EXERCISE DETAILS: Would you repeat the listing exactly but omit every picture?

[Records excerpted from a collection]
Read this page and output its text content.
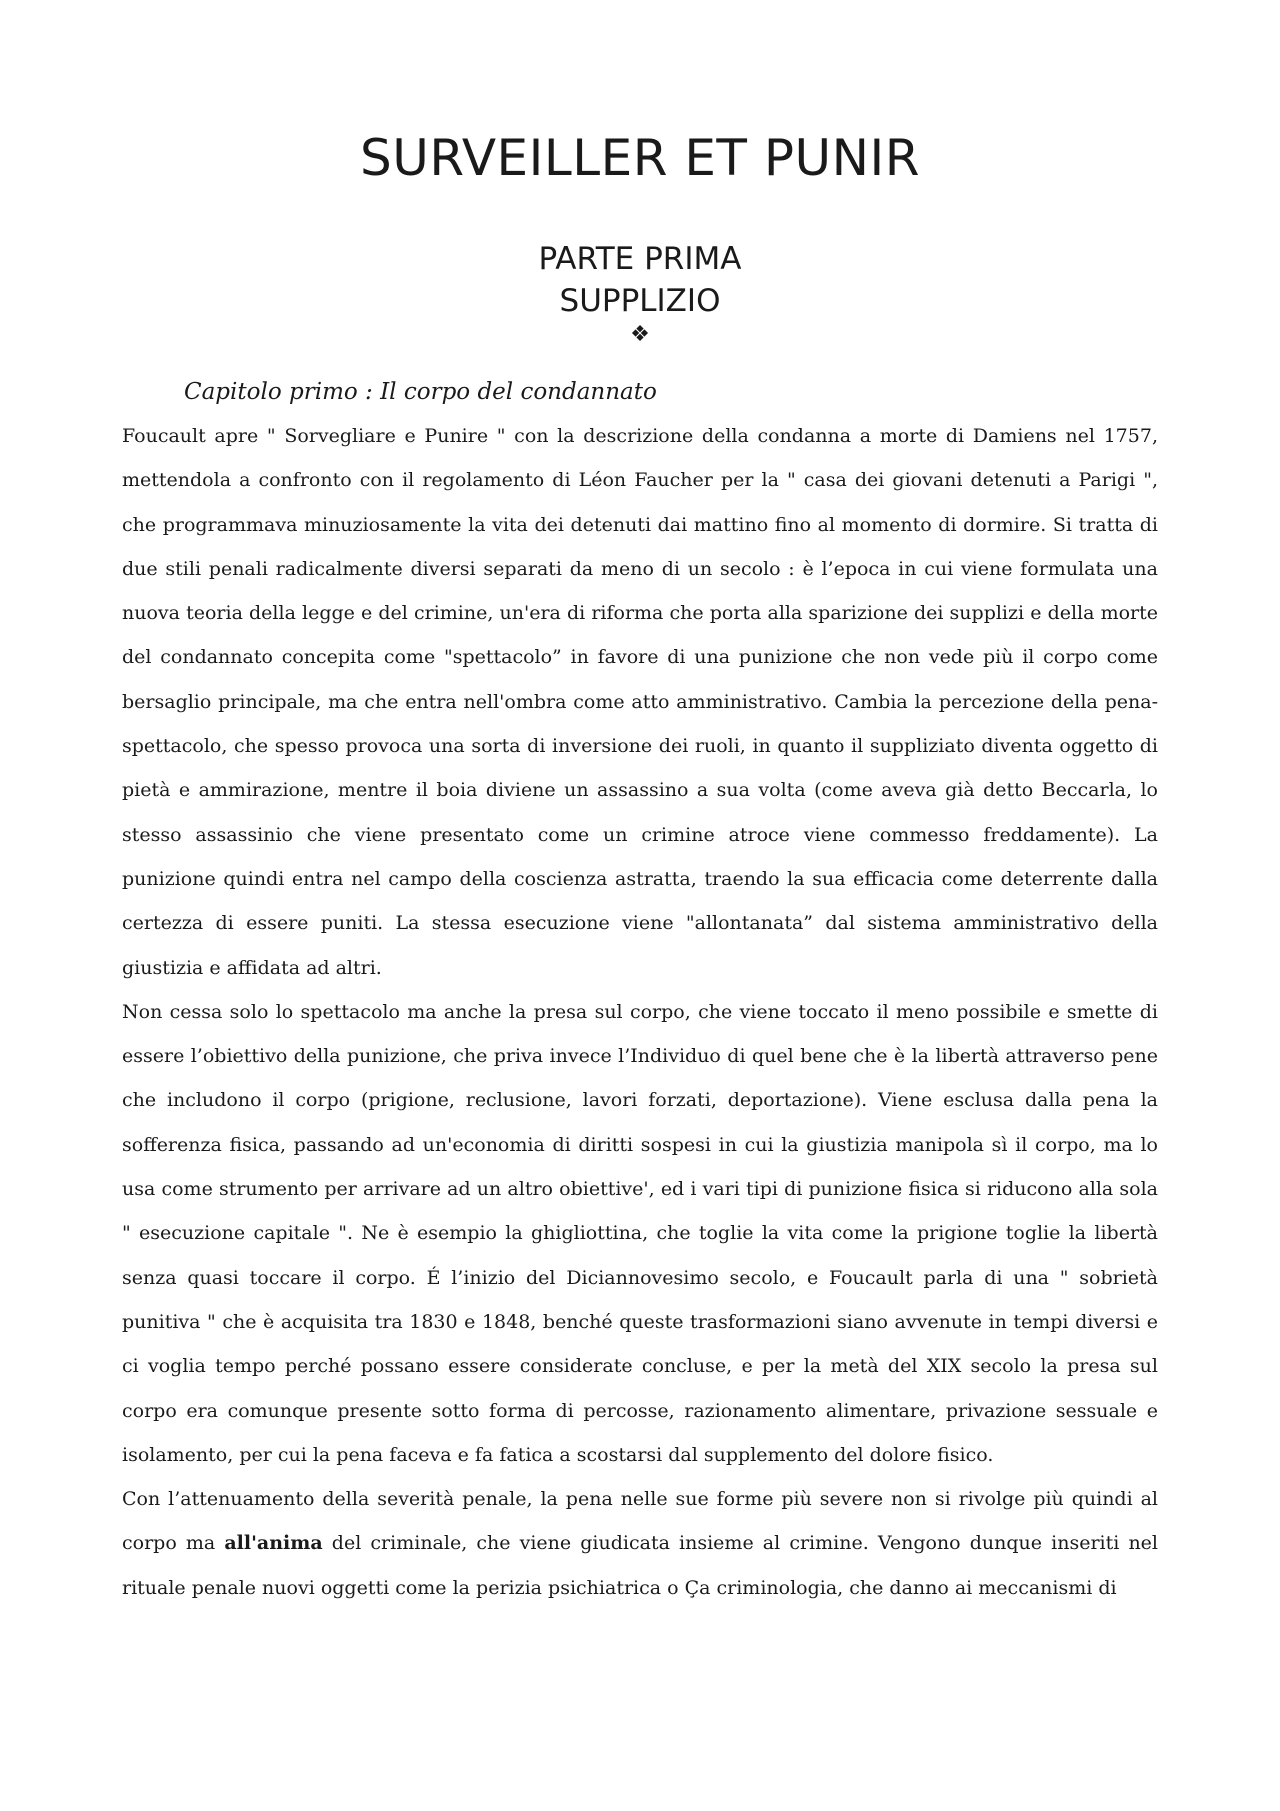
SURVEILLER ET PUNIR
PARTE PRIMA
SUPPLIZIO
❖
Capitolo primo : Il corpo del condannato

Foucault apre " Sorvegliare e Punire " con la descrizione della condanna a morte di Damiens nel 1757, mettendola a confronto con il regolamento di Léon Faucher per la " casa dei giovani detenuti a Parigi ", che programmava minuziosamente la vita dei detenuti dai mattino fino al momento di dormire. Si tratta di due stili penali radicalmente diversi separati da meno di un secolo : è l’epoca in cui viene formulata una nuova teoria della legge e del crimine, un'era di riforma che porta alla sparizione dei supplizi e della morte del condannato concepita come "spettacolo” in favore di una punizione che non vede più il corpo come bersaglio principale, ma che entra nell'ombra come atto amministrativo. Cambia la percezione della pena-spettacolo, che spesso provoca una sorta di inversione dei ruoli, in quanto il suppliziato diventa oggetto di pietà e ammirazione, mentre il boia diviene un assassino a sua volta (come aveva già detto Beccarla, lo stesso assassinio che viene presentato come un crimine atroce viene commesso freddamente). La punizione quindi entra nel campo della coscienza astratta, traendo la sua efficacia come deterrente dalla certezza di essere puniti. La stessa esecuzione viene "allontanata” dal sistema amministrativo della giustizia e affidata ad altri.

Non cessa solo lo spettacolo ma anche la presa sul corpo, che viene toccato il meno possibile e smette di essere l’obiettivo della punizione, che priva invece l’Individuo di quel bene che è la libertà attraverso pene che includono il corpo (prigione, reclusione, lavori forzati, deportazione). Viene esclusa dalla pena la sofferenza fisica, passando ad un'economia di diritti sospesi in cui la giustizia manipola sì il corpo, ma lo usa come strumento per arrivare ad un altro obiettive', ed i vari tipi di punizione fisica si riducono alla sola " esecuzione capitale ". Ne è esempio la ghigliottina, che toglie la vita come la prigione toglie la libertà senza quasi toccare il corpo. É l’inizio del Diciannovesimo secolo, e Foucault parla di una " sobrietà punitiva " che è acquisita tra 1830 e 1848, benché queste trasformazioni siano avvenute in tempi diversi e ci voglia tempo perché possano essere considerate concluse, e per la metà del XIX secolo la presa sul corpo era comunque presente sotto forma di percosse, razionamento alimentare, privazione sessuale e isolamento, per cui la pena faceva e fa fatica a scostarsi dal supplemento del dolore fisico.

Con l’attenuamento della severità penale, la pena nelle sue forme più severe non si rivolge più quindi al corpo ma all'anima del criminale, che viene giudicata insieme al crimine. Vengono dunque inseriti nel rituale penale nuovi oggetti come la perizia psichiatrica o Ça criminologia, che danno ai meccanismi di
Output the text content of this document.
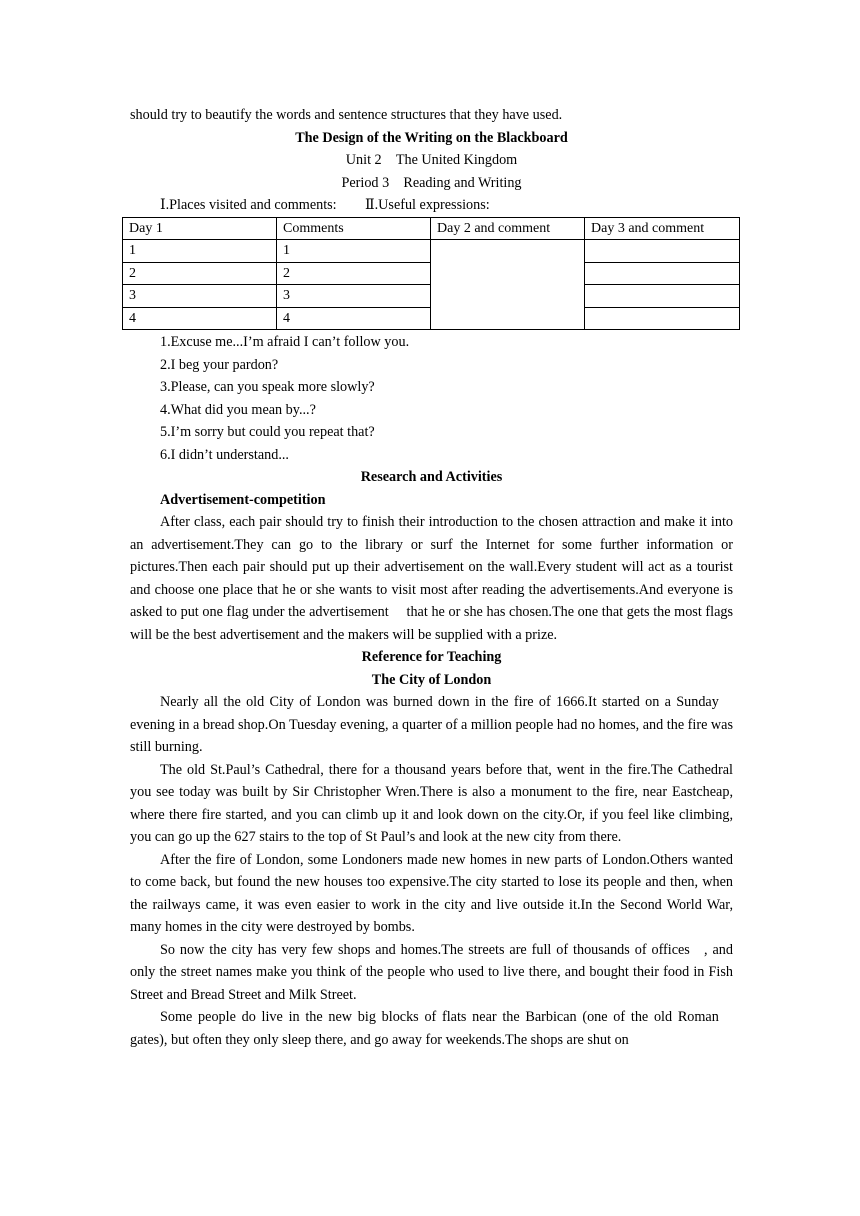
should try to beautify the words and sentence structures that they have used.
The Design of the Writing on the Blackboard
Unit 2 The United Kingdom
Period 3 Reading and Writing
Ⅰ.Places visited and comments:  Ⅱ.Useful expressions:
Day 1	Comments	Day 2 and comment	Day 3 and comment
1	1		
2	2		
3	3		
4	4		
1.Excuse me...I’m afraid I can’t follow you.
2.I beg your pardon?
3.Please, can you speak more slowly?
4.What did you mean by...?
5.I’m sorry but could you repeat that?
6.I didn’t understand...
Research and Activities
Advertisement-competition

After class, each pair should try to finish their introduction to the chosen attraction and make it into an advertisement.They can go to the library or surf the Internet for some further information or pictures.Then each pair should put up their advertisement on the wall.Every student will act as a tourist and choose one place that he or she wants to visit most after reading the advertisements.And everyone is asked to put one flag under the advertisement  that he or she has chosen.The one that gets the most flags will be the best advertisement and the makers will be supplied with a prize.

Reference for Teaching
The City of London

Nearly all the old City of London was burned down in the fire of 1666.It started on a Sunday  evening in a bread shop.On Tuesday evening, a quarter of a million people had no homes, and the fire was still burning.

The old St.Paul’s Cathedral, there for a thousand years before that, went in the fire.The Cathedral you see today was built by Sir Christopher Wren.There is also a monument to the fire, near Eastcheap, where there fire started, and you can climb up it and look down on the city.Or, if you feel like climbing, you can go up the 627 stairs to the top of St Paul’s and look at the new city from there.

After the fire of London, some Londoners made new homes in new parts of London.Others wanted to come back, but found the new houses too expensive.The city started to lose its people and then, when the railways came, it was even easier to work in the city and live outside it.In the Second World War, many homes in the city were destroyed by bombs.

So now the city has very few shops and homes.The streets are full of thousands of offices , and only the street names make you think of the people who used to live there, and bought their food in Fish Street and Bread Street and Milk Street.

Some people do live in the new big blocks of flats near the Barbican (one of the old Roman  gates), but often they only sleep there, and go away for weekends.The shops are shut on
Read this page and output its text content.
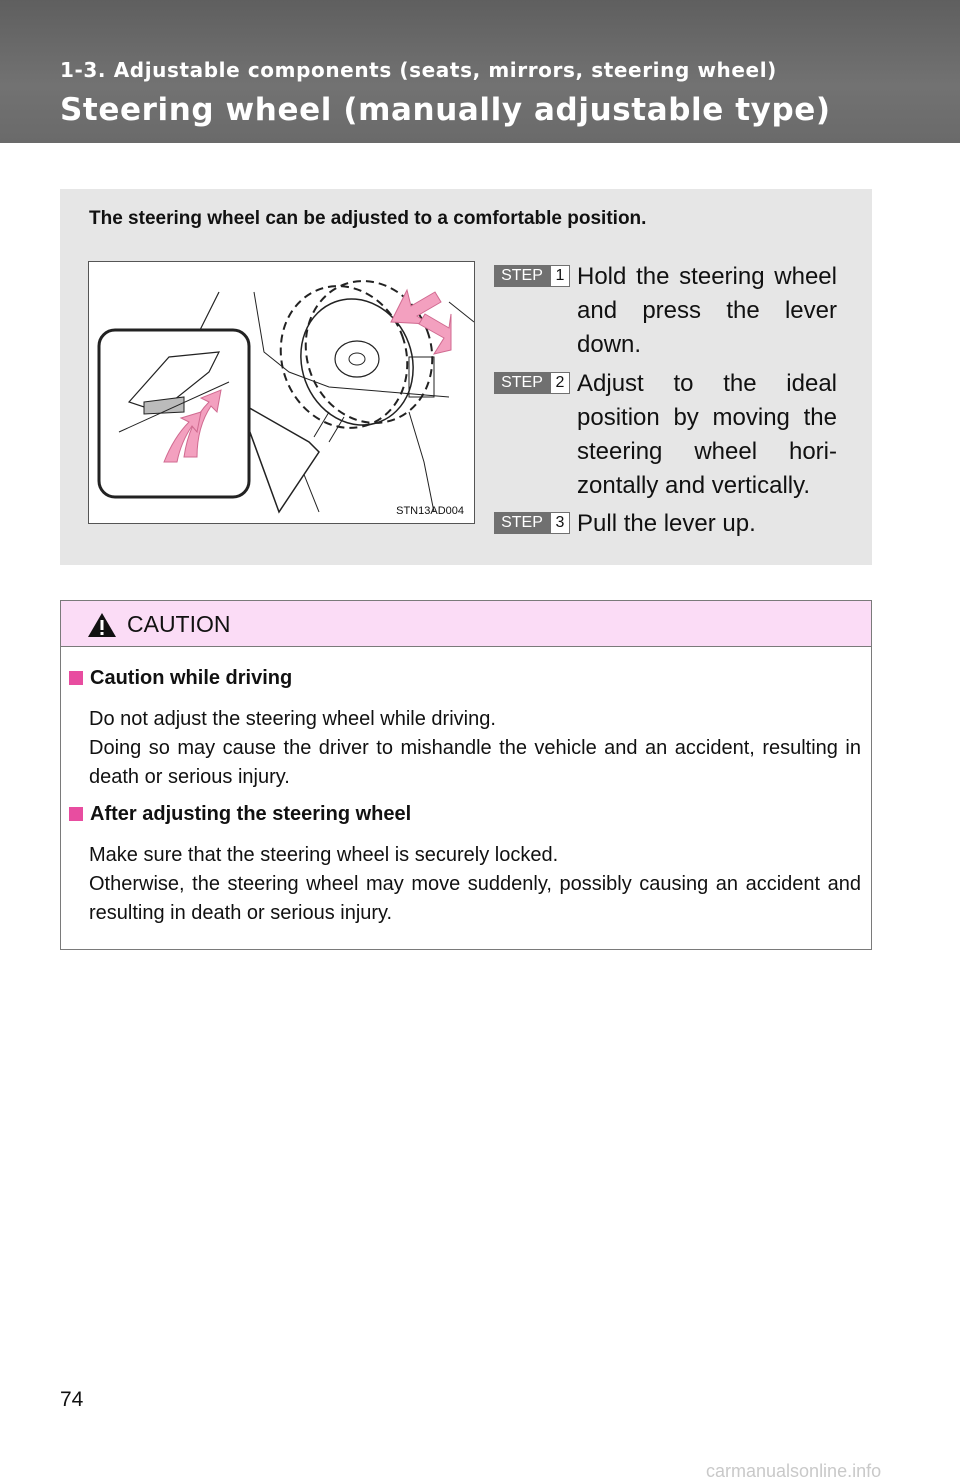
1-3. Adjustable components (seats, mirrors, steering wheel)
Steering wheel (manually adjustable type)
The steering wheel can be adjusted to a comfortable position.
STN13AD004
STEP 1 Hold the steering wheel and press the lever down.
STEP 2 Adjust to the ideal position by moving the steering wheel hori-zontally and vertically.
STEP 3 Pull the lever up.
CAUTION
Caution while driving

Do not adjust the steering wheel while driving.

Doing so may cause the driver to mishandle the vehicle and an accident, resulting in death or serious injury.

After adjusting the steering wheel

Make sure that the steering wheel is securely locked.

Otherwise, the steering wheel may move suddenly, possibly causing an accident and resulting in death or serious injury.

74
carmanualsonline.info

RESULT OF THIS EXERCISE:
Read this page and output its text content.
SURVEILLER ET PUNIR
PARTE PRIMA
SUPPLIZIO
❖
Capitolo primo : Il corpo del condannato

Foucault apre " Sorvegliare e Punire " con la descrizione della condanna a morte di Damiens nel 1757, mettendola a confronto con il regolamento di Léon Faucher per la " casa dei giovani detenuti a Parigi ", che programmava minuziosamente la vita dei detenuti dai mattino fino al momento di dormire. Si tratta di due stili penali radicalmente diversi separati da meno di un secolo : è l’epoca in cui viene formulata una nuova teoria della legge e del crimine, un'era di riforma che porta alla sparizione dei supplizi e della morte del condannato concepita come "spettacolo” in favore di una punizione che non vede più il corpo come bersaglio principale, ma che entra nell'ombra come atto amministrativo. Cambia la percezione della pena-spettacolo, che spesso provoca una sorta di inversione dei ruoli, in quanto il suppliziato diventa oggetto di pietà e ammirazione, mentre il boia diviene un assassino a sua volta (come aveva già detto Beccarla, lo stesso assassinio che viene presentato come un crimine atroce viene commesso freddamente). La punizione quindi entra nel campo della coscienza astratta, traendo la sua efficacia come deterrente dalla certezza di essere puniti. La stessa esecuzione viene "allontanata” dal sistema amministrativo della giustizia e affidata ad altri.

Non cessa solo lo spettacolo ma anche la presa sul corpo, che viene toccato il meno possibile e smette di essere l’obiettivo della punizione, che priva invece l’Individuo di quel bene che è la libertà attraverso pene che includono il corpo (prigione, reclusione, lavori forzati, deportazione). Viene esclusa dalla pena la sofferenza fisica, passando ad un'economia di diritti sospesi in cui la giustizia manipola sì il corpo, ma lo usa come strumento per arrivare ad un altro obiettive', ed i vari tipi di punizione fisica si riducono alla sola " esecuzione capitale ". Ne è esempio la ghigliottina, che toglie la vita come la prigione toglie la libertà senza quasi toccare il corpo. É l’inizio del Diciannovesimo secolo, e Foucault parla di una " sobrietà punitiva " che è acquisita tra 1830 e 1848, benché queste trasformazioni siano avvenute in tempi diversi e ci voglia tempo perché possano essere considerate concluse, e per la metà del XIX secolo la presa sul corpo era comunque presente sotto forma di percosse, razionamento alimentare, privazione sessuale e isolamento, per cui la pena faceva e fa fatica a scostarsi dal supplemento del dolore fisico.

Con l’attenuamento della severità penale, la pena nelle sue forme più severe non si rivolge più quindi al corpo ma all'anima del criminale, che viene giudicata insieme al crimine. Vengono dunque inseriti nel rituale penale nuovi oggetti come la perizia psichiatrica o Ça criminologia, che danno ai meccanismi di
Output the text content of this document.
should try to beautify the words and sentence structures that they have used.
The Design of the Writing on the Blackboard
Unit 2 The United Kingdom
Period 3 Reading and Writing
Ⅰ.Places visited and comments:  Ⅱ.Useful expressions:
Day 1	Comments	Day 2 and comment	Day 3 and comment
1	1		
2	2		
3	3		
4	4		
1.Excuse me...I’m afraid I can’t follow you.
2.I beg your pardon?
3.Please, can you speak more slowly?
4.What did you mean by...?
5.I’m sorry but could you repeat that?
6.I didn’t understand...
Research and Activities
Advertisement-competition

After class, each pair should try to finish their introduction to the chosen attraction and make it into an advertisement.They can go to the library or surf the Internet for some further information or pictures.Then each pair should put up their advertisement on the wall.Every student will act as a tourist and choose one place that he or she wants to visit most after reading the advertisements.And everyone is asked to put one flag under the advertisement  that he or she has chosen.The one that gets the most flags will be the best advertisement and the makers will be supplied with a prize.

Reference for Teaching
The City of London

Nearly all the old City of London was burned down in the fire of 1666.It started on a Sunday  evening in a bread shop.On Tuesday evening, a quarter of a million people had no homes, and the fire was still burning.

The old St.Paul’s Cathedral, there for a thousand years before that, went in the fire.The Cathedral you see today was built by Sir Christopher Wren.There is also a monument to the fire, near Eastcheap, where there fire started, and you can climb up it and look down on the city.Or, if you feel like climbing, you can go up the 627 stairs to the top of St Paul’s and look at the new city from there.

After the fire of London, some Londoners made new homes in new parts of London.Others wanted to come back, but found the new houses too expensive.The city started to lose its people and then, when the railways came, it was even easier to work in the city and live outside it.In the Second World War, many homes in the city were destroyed by bombs.

So now the city has very few shops and homes.The streets are full of thousands of offices , and only the street names make you think of the people who used to live there, and bought their food in Fish Street and Bread Street and Milk Street.

Some people do live in the new big blocks of flats near the Barbican (one of the old Roman  gates), but often they only sleep there, and go away for weekends.The shops are shut on
Read this page and output its text content.
1-3. Adjustable components (seats, mirrors, steering wheel)
Steering wheel (manually adjustable type)
The steering wheel can be adjusted to a comfortable position.
STN13AD004
STEP 1 Hold the steering wheel and press the lever down.
STEP 2 Adjust to the ideal position by moving the steering wheel hori-zontally and vertically.
STEP 3 Pull the lever up.
CAUTION
Caution while driving

Do not adjust the steering wheel while driving.

Doing so may cause the driver to mishandle the vehicle and an accident, resulting in death or serious injury.

After adjusting the steering wheel

Make sure that the steering wheel is securely locked.

Otherwise, the steering wheel may move suddenly, possibly causing an accident and resulting in death or serious injury.

74
carmanualsonline.info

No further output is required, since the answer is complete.